The answer is a single number: how many lines hold the string "data".

──────── Records for the task ────────

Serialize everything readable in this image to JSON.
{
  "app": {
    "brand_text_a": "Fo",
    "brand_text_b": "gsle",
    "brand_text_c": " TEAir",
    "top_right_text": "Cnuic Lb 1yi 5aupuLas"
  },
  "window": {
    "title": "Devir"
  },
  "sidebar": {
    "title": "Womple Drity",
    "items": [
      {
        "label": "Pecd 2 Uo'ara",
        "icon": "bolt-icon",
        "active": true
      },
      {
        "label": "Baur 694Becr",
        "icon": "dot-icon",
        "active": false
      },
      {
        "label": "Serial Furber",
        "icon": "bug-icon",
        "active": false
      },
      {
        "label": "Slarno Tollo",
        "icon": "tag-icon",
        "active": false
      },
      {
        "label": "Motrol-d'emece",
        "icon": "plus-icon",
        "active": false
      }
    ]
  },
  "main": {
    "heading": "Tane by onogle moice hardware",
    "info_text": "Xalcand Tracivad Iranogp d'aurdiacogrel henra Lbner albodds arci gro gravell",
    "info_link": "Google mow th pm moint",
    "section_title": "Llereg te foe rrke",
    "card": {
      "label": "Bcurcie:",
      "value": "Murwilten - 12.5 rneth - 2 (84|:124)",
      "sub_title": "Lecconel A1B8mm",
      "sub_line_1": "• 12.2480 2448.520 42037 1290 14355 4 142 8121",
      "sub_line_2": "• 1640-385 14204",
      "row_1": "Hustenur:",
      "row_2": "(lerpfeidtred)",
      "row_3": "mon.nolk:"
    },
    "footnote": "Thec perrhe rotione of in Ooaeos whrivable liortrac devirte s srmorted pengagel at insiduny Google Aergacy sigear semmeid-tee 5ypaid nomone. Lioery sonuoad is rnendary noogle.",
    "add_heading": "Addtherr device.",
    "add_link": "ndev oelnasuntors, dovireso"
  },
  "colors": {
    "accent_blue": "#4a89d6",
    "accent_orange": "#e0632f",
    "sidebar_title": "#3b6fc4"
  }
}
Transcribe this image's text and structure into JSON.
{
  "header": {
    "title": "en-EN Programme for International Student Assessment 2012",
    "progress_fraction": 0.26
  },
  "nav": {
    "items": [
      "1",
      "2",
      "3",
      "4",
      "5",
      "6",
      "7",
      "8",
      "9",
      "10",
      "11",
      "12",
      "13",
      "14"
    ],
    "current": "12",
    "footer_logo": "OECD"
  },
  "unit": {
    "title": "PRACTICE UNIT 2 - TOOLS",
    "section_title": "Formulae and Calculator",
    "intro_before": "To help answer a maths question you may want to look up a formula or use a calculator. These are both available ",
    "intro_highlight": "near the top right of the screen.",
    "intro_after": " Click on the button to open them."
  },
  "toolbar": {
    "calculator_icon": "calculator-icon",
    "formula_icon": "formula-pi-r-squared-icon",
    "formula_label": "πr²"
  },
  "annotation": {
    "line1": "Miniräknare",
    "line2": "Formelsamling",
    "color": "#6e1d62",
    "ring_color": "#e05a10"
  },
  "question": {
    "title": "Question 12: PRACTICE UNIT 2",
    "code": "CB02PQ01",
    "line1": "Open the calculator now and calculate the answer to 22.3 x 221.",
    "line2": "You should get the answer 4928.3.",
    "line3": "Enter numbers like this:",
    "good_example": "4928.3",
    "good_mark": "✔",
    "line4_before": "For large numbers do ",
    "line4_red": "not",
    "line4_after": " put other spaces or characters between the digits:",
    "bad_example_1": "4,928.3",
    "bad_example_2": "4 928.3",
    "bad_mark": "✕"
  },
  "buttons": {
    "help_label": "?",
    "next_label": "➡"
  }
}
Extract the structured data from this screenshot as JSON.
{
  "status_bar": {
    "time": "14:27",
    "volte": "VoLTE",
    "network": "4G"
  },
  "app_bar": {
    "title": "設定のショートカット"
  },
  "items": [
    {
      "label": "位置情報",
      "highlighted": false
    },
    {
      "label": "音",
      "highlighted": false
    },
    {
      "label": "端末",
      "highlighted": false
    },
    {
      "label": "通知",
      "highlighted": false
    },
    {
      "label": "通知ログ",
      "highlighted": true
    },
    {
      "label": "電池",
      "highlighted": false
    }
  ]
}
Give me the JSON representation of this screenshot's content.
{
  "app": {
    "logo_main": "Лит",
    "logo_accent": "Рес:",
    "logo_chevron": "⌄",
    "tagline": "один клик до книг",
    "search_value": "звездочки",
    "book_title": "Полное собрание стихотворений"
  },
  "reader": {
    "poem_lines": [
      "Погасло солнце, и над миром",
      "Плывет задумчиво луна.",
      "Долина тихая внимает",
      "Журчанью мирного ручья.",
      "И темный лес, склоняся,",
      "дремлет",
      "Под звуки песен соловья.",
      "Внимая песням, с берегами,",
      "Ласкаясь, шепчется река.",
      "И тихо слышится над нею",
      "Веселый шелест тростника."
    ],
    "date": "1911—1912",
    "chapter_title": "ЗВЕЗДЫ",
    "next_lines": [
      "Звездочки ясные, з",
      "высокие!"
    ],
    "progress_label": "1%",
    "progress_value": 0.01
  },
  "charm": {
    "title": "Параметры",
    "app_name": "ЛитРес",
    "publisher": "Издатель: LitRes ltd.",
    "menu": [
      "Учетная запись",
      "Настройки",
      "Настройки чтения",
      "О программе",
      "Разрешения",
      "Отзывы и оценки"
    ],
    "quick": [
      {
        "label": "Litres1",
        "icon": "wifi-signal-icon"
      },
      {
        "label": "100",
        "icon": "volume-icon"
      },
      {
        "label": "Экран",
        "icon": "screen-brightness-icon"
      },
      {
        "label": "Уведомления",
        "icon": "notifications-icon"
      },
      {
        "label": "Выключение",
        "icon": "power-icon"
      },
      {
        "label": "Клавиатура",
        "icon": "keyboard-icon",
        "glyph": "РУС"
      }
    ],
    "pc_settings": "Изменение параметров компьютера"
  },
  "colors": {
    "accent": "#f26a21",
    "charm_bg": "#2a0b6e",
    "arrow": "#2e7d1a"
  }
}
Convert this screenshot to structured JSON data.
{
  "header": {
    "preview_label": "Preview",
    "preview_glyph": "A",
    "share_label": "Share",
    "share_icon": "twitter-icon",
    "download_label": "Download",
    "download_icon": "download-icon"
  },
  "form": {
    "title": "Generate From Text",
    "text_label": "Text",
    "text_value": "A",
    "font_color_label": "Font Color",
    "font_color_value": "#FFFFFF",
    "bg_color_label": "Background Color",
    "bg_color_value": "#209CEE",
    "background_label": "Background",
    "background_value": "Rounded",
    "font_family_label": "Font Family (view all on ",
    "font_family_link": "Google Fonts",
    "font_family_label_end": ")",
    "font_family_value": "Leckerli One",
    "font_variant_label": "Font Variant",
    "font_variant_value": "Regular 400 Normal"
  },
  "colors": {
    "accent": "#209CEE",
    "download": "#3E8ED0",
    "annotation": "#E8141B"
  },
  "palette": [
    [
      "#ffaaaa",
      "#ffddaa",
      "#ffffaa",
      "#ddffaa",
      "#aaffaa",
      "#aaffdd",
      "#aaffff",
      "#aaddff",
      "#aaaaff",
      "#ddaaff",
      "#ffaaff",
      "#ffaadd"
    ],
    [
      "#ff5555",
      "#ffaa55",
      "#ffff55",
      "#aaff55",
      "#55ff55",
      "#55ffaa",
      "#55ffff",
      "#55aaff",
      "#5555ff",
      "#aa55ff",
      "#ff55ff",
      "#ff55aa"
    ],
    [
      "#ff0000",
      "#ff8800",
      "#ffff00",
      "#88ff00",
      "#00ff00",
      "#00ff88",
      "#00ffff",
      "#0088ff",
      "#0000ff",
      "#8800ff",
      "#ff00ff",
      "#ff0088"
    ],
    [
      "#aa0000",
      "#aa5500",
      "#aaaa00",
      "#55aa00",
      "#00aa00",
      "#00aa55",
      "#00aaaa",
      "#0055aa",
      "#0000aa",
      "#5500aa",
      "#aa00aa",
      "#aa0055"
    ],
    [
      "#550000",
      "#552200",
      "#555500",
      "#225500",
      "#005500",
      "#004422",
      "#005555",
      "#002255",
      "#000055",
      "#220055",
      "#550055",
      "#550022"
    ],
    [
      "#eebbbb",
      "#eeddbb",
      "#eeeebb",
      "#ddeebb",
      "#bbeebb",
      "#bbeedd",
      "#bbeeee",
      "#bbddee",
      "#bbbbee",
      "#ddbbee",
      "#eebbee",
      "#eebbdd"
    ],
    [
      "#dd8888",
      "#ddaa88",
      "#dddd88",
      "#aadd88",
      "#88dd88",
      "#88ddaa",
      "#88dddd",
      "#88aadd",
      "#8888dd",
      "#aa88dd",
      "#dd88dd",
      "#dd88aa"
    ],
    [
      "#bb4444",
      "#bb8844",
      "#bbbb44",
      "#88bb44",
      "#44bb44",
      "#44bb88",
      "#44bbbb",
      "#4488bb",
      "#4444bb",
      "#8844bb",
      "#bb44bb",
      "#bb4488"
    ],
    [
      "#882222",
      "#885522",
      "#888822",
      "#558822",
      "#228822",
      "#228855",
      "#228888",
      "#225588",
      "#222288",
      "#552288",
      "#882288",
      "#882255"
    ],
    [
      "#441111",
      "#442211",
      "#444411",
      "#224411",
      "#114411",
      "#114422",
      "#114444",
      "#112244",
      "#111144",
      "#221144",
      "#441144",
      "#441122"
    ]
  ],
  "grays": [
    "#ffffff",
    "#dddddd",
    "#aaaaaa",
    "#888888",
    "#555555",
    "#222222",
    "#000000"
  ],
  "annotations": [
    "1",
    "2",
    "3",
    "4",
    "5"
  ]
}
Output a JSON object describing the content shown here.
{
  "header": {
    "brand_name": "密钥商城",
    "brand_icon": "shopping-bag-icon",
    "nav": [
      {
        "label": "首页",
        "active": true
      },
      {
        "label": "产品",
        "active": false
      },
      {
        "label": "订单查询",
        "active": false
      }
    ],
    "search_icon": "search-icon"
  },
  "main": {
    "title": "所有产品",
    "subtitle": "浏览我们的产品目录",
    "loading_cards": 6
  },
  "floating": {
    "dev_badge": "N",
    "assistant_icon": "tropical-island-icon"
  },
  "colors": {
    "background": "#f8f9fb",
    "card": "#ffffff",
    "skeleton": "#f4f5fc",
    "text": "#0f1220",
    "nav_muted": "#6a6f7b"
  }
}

────────

### Output of the task
2